> _Entries provided_:

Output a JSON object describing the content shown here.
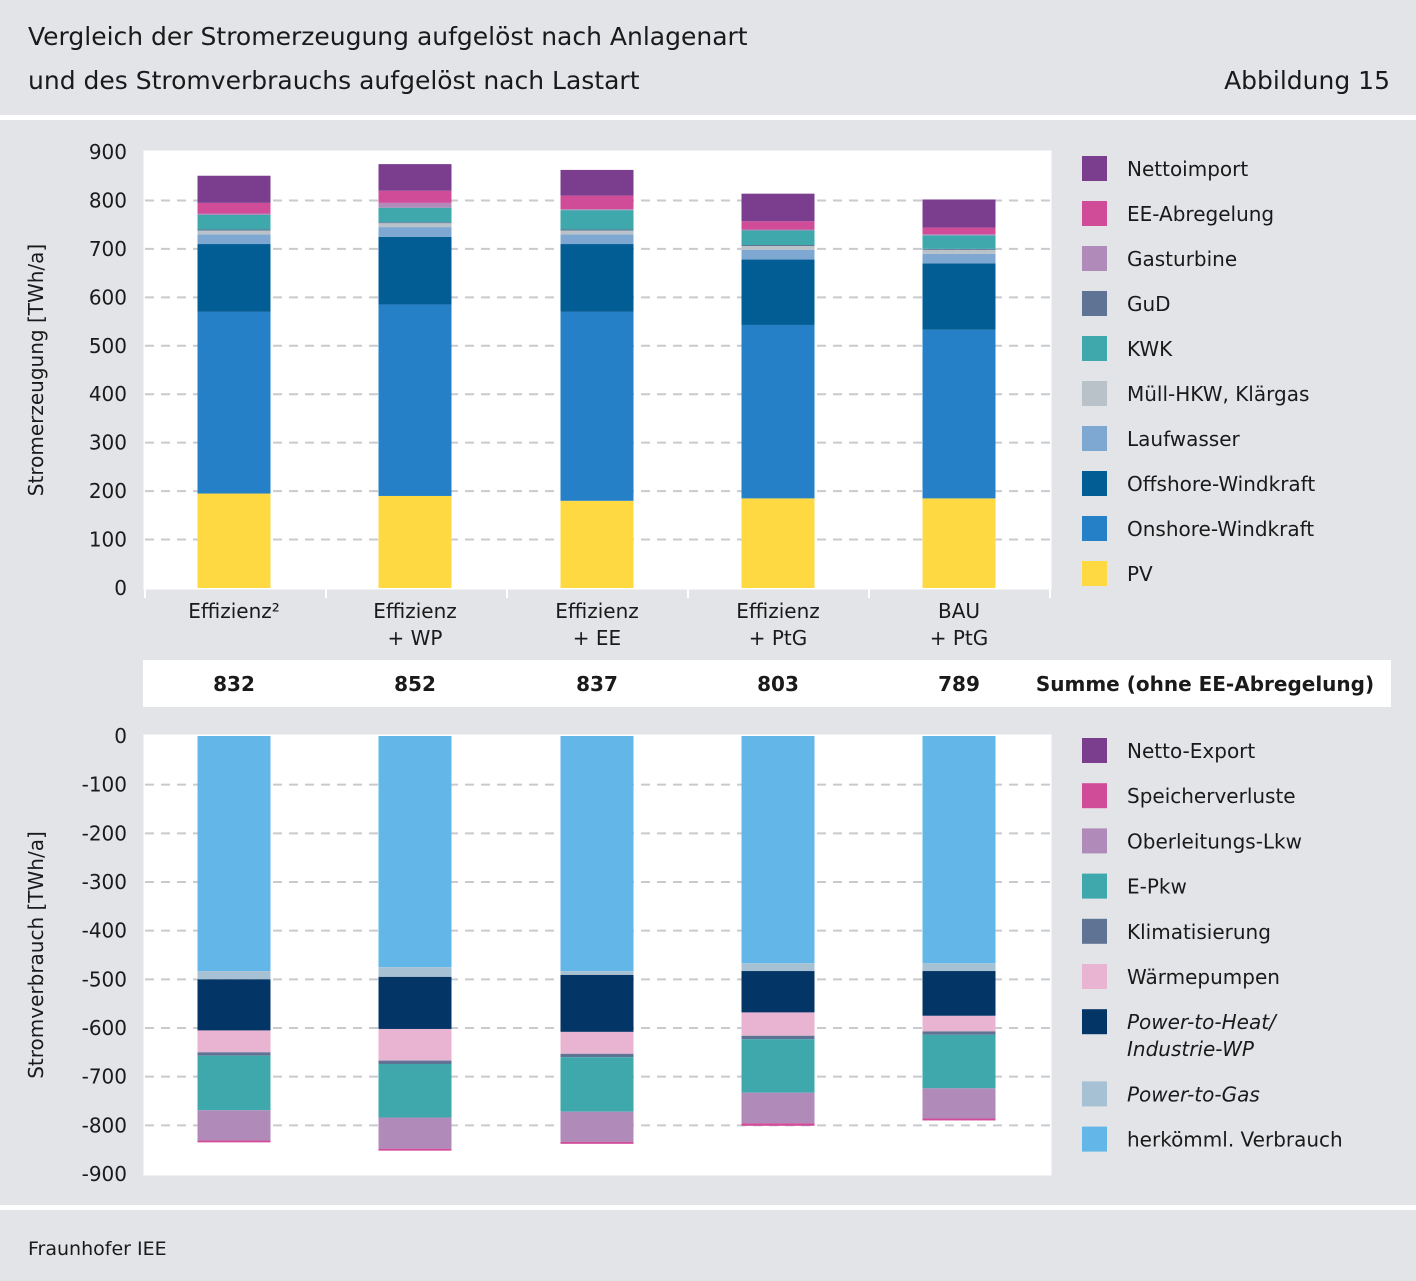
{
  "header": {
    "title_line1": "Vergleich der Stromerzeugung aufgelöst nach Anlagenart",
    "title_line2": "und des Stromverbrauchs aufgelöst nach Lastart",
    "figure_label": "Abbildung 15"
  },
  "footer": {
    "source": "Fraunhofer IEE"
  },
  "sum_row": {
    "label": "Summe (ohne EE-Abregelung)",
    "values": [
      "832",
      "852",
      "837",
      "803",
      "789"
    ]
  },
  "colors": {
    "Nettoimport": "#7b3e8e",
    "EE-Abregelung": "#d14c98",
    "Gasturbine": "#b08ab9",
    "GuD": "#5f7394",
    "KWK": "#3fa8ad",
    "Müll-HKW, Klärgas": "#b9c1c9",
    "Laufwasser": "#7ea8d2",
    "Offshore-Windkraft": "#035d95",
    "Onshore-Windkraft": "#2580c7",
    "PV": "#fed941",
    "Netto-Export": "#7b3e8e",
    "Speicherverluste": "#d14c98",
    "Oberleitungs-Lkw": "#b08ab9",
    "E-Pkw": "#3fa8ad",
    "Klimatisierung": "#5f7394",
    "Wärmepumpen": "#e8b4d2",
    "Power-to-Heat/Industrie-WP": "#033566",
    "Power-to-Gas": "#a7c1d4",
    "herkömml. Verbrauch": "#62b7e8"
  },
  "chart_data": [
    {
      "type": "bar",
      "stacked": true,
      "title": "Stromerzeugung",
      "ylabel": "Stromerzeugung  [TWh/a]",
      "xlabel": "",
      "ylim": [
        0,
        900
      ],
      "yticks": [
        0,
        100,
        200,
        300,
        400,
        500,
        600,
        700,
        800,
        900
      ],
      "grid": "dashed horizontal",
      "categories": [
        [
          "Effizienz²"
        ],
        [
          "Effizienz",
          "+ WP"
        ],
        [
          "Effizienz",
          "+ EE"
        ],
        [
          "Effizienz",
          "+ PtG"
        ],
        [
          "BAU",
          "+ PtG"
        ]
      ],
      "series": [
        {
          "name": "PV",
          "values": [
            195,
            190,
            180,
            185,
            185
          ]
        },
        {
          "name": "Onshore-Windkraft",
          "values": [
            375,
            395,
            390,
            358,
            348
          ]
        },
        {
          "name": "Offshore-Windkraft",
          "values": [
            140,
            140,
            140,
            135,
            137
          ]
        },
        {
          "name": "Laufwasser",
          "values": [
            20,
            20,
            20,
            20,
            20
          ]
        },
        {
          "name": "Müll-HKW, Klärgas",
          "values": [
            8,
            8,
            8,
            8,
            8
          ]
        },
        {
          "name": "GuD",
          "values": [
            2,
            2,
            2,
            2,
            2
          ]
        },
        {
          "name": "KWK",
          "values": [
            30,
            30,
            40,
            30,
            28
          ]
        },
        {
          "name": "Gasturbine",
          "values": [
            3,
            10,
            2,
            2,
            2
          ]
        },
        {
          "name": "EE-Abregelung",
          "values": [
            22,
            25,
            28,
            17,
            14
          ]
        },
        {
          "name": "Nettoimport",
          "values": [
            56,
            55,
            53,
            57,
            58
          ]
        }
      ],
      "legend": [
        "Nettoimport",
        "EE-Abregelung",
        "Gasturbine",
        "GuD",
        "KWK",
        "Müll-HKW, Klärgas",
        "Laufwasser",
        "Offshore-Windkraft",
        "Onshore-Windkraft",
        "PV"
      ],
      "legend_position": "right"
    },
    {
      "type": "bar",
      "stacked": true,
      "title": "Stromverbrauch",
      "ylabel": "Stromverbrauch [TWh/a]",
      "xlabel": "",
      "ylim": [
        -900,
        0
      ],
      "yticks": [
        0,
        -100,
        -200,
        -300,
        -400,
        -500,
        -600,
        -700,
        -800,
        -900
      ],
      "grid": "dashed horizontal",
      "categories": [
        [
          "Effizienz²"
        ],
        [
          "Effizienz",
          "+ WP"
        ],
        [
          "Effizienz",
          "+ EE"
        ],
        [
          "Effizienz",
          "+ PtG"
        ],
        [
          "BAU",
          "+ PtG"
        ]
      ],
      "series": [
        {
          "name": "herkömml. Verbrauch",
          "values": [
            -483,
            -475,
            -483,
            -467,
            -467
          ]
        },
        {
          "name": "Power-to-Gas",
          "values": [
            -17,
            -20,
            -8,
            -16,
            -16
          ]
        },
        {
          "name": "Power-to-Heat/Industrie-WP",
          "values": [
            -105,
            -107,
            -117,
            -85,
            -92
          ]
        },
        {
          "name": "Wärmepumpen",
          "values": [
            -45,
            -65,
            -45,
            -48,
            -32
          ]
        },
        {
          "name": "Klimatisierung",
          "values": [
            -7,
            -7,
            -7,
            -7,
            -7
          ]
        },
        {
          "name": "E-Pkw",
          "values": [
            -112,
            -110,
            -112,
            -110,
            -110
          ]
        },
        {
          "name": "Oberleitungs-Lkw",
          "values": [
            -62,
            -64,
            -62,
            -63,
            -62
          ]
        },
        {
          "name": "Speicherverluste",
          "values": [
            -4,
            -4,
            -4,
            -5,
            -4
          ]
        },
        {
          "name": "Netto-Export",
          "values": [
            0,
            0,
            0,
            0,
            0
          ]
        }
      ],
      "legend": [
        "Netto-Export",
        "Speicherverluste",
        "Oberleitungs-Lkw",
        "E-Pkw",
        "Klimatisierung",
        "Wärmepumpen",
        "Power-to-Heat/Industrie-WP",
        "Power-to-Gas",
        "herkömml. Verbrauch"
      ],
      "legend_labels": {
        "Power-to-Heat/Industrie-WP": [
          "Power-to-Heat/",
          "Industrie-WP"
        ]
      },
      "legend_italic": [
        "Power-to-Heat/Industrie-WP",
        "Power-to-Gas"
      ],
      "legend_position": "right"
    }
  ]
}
* * *
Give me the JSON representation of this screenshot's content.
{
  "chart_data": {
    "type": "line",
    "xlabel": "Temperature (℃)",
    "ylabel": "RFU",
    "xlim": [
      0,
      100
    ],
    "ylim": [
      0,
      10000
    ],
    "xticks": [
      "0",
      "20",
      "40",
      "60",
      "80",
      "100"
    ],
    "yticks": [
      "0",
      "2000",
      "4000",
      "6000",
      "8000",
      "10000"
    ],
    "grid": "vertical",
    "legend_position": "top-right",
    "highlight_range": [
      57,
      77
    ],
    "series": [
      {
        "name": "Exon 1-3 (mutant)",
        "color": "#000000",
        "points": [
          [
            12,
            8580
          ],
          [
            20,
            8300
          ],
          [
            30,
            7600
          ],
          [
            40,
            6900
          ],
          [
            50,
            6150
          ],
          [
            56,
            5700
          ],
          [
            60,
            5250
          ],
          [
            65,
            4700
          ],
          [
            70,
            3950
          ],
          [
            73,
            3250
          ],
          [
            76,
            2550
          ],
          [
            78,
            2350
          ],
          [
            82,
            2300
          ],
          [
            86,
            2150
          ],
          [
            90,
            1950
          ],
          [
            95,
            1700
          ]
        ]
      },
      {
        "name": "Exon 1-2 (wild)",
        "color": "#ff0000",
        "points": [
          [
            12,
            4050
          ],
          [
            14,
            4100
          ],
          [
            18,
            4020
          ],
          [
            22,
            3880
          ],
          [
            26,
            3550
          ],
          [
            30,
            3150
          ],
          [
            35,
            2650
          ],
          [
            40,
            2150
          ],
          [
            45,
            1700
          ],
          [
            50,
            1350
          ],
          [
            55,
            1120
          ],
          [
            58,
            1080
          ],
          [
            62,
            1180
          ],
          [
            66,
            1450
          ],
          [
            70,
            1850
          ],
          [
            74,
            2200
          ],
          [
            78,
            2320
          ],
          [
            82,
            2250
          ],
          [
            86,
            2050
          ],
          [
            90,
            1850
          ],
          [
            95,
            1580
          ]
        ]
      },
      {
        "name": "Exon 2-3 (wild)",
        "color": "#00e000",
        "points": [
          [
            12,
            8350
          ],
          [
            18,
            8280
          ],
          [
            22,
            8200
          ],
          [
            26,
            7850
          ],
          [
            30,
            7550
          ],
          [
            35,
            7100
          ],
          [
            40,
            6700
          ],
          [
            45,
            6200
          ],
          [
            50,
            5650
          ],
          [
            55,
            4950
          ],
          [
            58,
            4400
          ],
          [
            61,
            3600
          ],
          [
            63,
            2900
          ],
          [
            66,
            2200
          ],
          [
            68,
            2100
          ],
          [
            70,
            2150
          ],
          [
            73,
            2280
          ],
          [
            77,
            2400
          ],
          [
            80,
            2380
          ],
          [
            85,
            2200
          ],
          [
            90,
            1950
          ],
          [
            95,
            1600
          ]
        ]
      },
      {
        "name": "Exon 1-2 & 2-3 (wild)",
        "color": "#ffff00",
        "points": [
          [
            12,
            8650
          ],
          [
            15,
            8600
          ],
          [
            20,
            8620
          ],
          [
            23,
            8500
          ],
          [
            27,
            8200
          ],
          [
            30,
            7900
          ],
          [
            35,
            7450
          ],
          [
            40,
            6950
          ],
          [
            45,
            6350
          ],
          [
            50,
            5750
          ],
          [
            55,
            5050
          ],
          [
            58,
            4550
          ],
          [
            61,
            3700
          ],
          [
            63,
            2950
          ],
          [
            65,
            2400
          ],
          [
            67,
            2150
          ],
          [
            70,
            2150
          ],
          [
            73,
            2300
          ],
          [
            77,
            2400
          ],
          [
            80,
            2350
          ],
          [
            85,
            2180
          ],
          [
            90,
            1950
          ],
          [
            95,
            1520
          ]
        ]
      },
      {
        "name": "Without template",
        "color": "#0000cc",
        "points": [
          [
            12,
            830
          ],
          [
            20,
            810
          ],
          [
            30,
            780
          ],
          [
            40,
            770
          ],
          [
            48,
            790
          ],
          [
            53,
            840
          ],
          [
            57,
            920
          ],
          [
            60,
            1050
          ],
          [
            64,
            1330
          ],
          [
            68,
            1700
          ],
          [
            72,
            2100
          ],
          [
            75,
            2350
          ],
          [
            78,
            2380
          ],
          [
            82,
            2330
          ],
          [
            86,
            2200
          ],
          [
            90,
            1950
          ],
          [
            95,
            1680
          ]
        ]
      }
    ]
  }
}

> _Your instructions_: Only the number should be given: how many lines of the data contain the word "Heat"?

> _Reply_: 6